### Текст для чтения
Функционирует при финансовой поддержке Федерального агентства по печати и массовым коммуникациям
№ 9, 2021

№ 8, 2021

№ 7, 2021
№ 6, 2021

№ 5, 2021

№ 4, 2021
№ 3, 2021

№ 2, 2021

№ 1, 2021
№ 12, 2020

№ 11, 2020

№ 10, 2020

литературно-художественный и общественно-политический журнал
 


НАБЛЮДАТЕЛЬ

скоропись ольги балла


Георгий Гачев. Философия быта как бытия. — М.: Фонд «Мир», 2019. — (Технологии культуры)


Да знаю я, что книга 2019 года. Что — если выполнять формальные требования — я уже совсем, совсем с нею опаздываю. Но не использовать сейчас последний шанс сказать о ней было бы неправильно: задуманный для «Скорописи» этого номера разговор о воплощенности мышления, о его корнях — чувственных, образных, деятельностных, телесных, о созревании мысли и разных, равно необходимых его стадиях от повседневных соображений до философских абстракций — без этого собрания дневниковых записей частного одиноко стоящего мыслителя был бы решительно неполон. Настолько, что, по большому счету, не вполне и возможен. Книга Георгия Гачева обязана быть исходной точкой такого разговора — хотя бы уже потому, что она и сама, вся в целом, устроена как исходная точка. Неважно, что эта точка растянута почти на сорок лет — разные ее части писаны в разное время — от 1980-х до 2000-х; здесь принципиальна не точечность, но исходность.

Георгий Гачев (1929–2008), по формальным определениям, каждое из которых и справедливо, и недостаточно, и нуждается для полноты по меньшей мере в двух остальных — философ, литературовед, культуролог. Куда точнее, впрочем, было бы назвать его «просто» мыслителем: он работал с мыслью как таковой, еще прежде всех междисциплинарных, предписываемых культурой разделений — в ее изначальной цельности, исходной разнонаправленности. Он — из тех, во все времена по определению немногих, людей, кто схватывает мысль у самых истоков, в состоянии рождения и первичного, жадного становления. Мысль в ее первосостоянии вообще-то такова у каждого и всегда, просто не все умеют это видеть так подробно и уж подавно не каждый превращает такое видение в предмет своих профессиональных занятий и ежедневных усилий. Точных аналогов у гачевского типа интеллектуальной деятельности нет, но родственные ему фигуры время от времени случаются; культура, утомленная узкими специализациями, нуждается в них — как в воздухе. Отчасти таков Розанов (но Гачев — одновременно систематичнее, теоретичнее — и неистовее в своей всеохватности, что ли). Из наших ныне живущих и пишущих по-русски современников приходят на ум, пожалуй, Дмитрий Бавильский с его параллельными онлайн-дневниками разной степени сиюминутности: от мгновенного стремительного твиттера до медленного, основательного Живого журнала, да Анд­рей Левкин, выслеживающий рождение смыслов из духа повседневных событий. Но Бавильский и Левкин (как и Розанов) — в большей степени литераторы, Гачев отчетливо тяготеет к философскому полюсу.

### Задание 1
Какие годы жизни Георгия Гачева указаны в рецензии?

[Записи из набора данных]
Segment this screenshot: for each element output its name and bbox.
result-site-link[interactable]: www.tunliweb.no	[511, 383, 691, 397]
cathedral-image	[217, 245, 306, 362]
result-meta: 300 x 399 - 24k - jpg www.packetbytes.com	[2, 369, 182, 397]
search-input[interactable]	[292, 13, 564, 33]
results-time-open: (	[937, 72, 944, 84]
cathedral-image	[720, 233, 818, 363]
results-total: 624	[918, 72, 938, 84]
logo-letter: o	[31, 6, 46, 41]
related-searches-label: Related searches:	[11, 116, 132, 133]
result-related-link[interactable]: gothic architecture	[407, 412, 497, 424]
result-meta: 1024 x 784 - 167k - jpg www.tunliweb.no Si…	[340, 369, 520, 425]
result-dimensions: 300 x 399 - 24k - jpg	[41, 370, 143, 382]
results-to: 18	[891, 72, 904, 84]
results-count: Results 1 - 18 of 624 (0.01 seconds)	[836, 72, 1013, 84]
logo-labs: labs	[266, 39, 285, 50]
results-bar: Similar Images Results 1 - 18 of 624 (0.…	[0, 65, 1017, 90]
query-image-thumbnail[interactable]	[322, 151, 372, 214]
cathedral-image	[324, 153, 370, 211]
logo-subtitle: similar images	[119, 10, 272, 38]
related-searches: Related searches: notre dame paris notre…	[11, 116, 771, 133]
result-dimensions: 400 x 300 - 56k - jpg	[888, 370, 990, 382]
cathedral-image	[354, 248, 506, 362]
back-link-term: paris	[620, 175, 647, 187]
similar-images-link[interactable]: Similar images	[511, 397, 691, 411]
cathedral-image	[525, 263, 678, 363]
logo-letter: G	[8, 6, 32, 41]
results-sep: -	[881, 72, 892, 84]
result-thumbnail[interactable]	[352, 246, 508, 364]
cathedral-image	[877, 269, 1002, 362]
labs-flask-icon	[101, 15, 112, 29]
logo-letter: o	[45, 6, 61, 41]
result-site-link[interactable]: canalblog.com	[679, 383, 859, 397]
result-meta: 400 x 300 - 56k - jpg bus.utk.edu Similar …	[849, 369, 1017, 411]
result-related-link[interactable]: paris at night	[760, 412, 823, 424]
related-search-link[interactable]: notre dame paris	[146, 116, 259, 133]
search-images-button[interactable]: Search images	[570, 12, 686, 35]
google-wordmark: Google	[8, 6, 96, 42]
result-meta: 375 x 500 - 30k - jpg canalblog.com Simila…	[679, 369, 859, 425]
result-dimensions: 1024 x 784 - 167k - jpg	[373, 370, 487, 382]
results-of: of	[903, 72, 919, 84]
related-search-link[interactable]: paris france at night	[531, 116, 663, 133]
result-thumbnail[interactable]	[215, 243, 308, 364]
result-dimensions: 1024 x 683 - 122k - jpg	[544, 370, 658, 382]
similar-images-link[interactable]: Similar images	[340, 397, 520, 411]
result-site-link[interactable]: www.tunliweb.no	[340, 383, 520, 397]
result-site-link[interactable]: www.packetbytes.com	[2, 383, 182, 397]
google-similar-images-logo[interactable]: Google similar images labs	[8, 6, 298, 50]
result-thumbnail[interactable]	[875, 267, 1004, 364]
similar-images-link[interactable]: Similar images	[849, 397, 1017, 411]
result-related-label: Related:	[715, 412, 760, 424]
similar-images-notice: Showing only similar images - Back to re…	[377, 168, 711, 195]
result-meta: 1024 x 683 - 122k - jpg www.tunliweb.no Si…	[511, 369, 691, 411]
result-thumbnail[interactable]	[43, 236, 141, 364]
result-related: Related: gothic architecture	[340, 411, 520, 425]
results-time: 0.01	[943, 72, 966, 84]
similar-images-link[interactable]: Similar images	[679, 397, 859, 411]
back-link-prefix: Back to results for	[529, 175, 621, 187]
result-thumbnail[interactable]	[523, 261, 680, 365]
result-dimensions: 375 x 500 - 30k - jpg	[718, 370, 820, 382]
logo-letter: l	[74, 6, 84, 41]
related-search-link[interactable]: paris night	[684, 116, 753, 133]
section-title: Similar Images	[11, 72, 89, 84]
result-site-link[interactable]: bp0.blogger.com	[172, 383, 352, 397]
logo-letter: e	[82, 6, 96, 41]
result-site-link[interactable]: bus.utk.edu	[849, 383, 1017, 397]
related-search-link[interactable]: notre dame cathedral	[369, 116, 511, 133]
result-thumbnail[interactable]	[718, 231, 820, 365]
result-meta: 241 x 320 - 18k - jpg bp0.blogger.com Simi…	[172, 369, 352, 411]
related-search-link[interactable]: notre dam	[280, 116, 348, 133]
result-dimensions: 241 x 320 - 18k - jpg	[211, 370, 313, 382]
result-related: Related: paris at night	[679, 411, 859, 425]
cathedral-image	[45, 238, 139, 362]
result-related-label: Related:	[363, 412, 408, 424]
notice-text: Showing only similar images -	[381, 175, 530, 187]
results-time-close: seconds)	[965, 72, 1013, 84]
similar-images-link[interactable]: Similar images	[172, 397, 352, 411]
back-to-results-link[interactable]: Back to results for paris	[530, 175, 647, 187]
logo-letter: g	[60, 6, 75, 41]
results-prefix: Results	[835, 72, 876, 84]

### Задание 2
Перепишите без изменений строки записей от самого начала записей до строки, содержащей «72, 892, 84]», включая обе границы.

### Результат выполнения 1
1929–2008

### Результат выполнения 2
Segment this screenshot: for each element output its name and bbox.
result-site-link[interactable]: www.tunliweb.no	[511, 383, 691, 397]
cathedral-image	[217, 245, 306, 362]
result-meta: 300 x 399 - 24k - jpg www.packetbytes.com	[2, 369, 182, 397]
search-input[interactable]	[292, 13, 564, 33]
results-time-open: (	[937, 72, 944, 84]
cathedral-image	[720, 233, 818, 363]
results-total: 624	[918, 72, 938, 84]
logo-letter: o	[31, 6, 46, 41]
related-searches-label: Related searches:	[11, 116, 132, 133]
result-related-link[interactable]: gothic architecture	[407, 412, 497, 424]
result-meta: 1024 x 784 - 167k - jpg www.tunliweb.no Si…	[340, 369, 520, 425]
result-dimensions: 300 x 399 - 24k - jpg	[41, 370, 143, 382]
results-to: 18	[891, 72, 904, 84]
results-count: Results 1 - 18 of 624 (0.01 seconds)	[836, 72, 1013, 84]
logo-labs: labs	[266, 39, 285, 50]
results-bar: Similar Images Results 1 - 18 of 624 (0.…	[0, 65, 1017, 90]
query-image-thumbnail[interactable]	[322, 151, 372, 214]
cathedral-image	[324, 153, 370, 211]
logo-subtitle: similar images	[119, 10, 272, 38]
related-searches: Related searches: notre dame paris notre…	[11, 116, 771, 133]
result-dimensions: 400 x 300 - 56k - jpg	[888, 370, 990, 382]
cathedral-image	[354, 248, 506, 362]
back-link-term: paris	[620, 175, 647, 187]
similar-images-link[interactable]: Similar images	[511, 397, 691, 411]
cathedral-image	[525, 263, 678, 363]
logo-letter: G	[8, 6, 32, 41]
results-sep: -	[881, 72, 892, 84]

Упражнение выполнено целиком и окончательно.